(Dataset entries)
— Begin —

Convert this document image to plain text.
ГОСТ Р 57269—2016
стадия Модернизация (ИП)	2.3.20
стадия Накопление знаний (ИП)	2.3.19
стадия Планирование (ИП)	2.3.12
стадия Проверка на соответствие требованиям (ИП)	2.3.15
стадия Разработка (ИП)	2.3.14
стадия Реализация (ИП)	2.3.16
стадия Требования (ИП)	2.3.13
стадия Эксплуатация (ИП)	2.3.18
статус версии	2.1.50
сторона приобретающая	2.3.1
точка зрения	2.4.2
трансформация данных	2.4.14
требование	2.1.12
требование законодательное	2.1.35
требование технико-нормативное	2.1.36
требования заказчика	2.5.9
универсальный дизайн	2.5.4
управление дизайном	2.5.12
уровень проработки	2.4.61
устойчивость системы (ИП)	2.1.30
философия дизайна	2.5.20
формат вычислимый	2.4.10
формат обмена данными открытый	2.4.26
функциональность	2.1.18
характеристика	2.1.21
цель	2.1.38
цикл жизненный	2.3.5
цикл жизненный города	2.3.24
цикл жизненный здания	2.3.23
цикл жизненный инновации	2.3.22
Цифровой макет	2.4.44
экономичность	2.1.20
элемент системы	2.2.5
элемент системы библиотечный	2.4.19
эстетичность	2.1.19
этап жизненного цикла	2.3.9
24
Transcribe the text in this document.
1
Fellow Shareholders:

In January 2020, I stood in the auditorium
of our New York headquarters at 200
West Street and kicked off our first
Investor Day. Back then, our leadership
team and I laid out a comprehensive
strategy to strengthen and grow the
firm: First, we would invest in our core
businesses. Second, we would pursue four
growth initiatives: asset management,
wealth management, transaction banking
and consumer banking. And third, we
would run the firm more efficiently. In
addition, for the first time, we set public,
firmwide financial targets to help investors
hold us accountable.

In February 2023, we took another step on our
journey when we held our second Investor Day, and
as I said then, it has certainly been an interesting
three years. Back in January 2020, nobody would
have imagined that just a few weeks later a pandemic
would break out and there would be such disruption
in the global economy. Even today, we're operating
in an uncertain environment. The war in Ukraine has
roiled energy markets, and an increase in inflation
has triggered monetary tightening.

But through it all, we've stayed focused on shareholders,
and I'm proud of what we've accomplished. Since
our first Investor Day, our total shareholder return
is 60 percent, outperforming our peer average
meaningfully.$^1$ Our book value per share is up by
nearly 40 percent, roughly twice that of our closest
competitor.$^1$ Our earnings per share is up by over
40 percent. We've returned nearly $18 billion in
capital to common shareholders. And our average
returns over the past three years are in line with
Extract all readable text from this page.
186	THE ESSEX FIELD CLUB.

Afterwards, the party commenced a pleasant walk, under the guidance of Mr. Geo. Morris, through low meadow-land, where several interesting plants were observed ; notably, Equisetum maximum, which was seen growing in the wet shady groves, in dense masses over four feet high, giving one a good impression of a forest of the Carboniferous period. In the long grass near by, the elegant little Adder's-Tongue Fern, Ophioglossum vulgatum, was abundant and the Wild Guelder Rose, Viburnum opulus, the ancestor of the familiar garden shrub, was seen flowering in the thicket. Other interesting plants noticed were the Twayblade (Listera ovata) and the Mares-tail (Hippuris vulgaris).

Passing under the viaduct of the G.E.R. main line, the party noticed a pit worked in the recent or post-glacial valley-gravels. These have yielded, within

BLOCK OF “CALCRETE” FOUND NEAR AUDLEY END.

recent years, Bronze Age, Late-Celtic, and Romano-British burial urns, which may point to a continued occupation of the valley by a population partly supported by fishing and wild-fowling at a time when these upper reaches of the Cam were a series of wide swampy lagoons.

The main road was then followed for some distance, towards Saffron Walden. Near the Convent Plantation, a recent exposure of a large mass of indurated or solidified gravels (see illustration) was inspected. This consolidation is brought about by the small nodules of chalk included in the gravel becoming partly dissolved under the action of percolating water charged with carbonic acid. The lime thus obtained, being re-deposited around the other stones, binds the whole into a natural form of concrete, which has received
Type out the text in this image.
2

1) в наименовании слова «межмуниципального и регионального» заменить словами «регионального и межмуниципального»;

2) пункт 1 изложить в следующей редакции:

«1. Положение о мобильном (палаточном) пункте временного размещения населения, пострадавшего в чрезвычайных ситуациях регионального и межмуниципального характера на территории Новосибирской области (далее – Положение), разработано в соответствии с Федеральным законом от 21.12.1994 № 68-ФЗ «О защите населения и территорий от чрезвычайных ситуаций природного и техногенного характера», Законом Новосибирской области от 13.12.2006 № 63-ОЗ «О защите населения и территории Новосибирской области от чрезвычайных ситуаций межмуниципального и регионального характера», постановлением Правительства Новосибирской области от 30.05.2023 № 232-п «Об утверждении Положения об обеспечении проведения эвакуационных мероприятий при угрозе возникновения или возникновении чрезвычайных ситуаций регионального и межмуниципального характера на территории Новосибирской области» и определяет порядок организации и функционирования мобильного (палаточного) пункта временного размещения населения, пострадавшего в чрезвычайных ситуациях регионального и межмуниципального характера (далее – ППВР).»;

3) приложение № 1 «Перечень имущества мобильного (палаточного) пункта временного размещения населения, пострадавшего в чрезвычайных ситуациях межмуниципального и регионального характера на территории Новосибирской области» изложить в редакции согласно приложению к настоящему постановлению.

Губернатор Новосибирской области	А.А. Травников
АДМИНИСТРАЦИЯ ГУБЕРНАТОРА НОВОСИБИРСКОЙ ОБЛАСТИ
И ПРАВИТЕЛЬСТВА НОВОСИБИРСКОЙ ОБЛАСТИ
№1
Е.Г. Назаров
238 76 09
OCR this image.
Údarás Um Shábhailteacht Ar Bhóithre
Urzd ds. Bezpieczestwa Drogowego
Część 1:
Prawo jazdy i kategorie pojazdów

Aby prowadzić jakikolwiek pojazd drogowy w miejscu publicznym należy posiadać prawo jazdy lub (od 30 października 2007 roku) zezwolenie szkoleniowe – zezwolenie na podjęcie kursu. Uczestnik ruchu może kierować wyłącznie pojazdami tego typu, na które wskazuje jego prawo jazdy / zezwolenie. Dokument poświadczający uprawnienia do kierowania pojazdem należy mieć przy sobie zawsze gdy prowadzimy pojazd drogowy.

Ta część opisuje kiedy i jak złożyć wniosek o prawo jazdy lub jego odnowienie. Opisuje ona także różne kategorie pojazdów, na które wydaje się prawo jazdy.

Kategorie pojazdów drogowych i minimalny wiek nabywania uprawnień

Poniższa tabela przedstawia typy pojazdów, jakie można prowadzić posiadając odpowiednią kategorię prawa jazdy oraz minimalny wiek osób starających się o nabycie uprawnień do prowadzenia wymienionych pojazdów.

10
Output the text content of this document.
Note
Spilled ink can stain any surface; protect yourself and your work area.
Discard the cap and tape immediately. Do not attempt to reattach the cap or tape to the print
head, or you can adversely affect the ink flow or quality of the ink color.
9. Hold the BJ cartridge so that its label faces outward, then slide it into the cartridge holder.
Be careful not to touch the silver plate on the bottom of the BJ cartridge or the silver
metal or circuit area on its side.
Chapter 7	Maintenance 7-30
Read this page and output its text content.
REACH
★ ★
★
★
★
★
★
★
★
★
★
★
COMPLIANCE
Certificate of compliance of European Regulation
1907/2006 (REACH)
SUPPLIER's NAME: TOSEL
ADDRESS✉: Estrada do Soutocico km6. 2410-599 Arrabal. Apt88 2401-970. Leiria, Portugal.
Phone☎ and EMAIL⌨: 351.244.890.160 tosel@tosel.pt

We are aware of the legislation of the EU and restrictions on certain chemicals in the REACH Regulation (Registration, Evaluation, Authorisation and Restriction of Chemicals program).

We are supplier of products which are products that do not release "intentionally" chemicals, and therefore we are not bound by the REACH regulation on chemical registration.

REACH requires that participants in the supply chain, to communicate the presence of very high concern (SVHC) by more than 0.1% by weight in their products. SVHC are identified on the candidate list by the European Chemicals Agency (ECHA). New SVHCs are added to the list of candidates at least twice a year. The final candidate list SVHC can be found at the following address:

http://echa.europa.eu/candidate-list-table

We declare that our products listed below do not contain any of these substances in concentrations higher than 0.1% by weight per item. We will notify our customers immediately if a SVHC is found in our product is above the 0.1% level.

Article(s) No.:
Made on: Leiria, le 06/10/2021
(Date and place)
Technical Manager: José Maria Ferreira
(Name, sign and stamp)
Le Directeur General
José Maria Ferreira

— End —

§ Exercise objective: Copy every line from the records above that contains the word "into".

§ The solution:
The main road was then followed for some distance, towards Saffron Walden. Near the Convent Plantation, a recent exposure of a large mass of indurated or solidified gravels (see illustration) was inspected. This consolidation is brought about by the small nodules of chalk included in the gravel becoming partly dissolved under the action of percolating water charged with carbonic acid. The lime thus obtained, being re-deposited around the other stones, binds the whole into a natural form of concrete, which has received
9. Hold the BJ cartridge so that its label faces outward, then slide it into the cartridge holder.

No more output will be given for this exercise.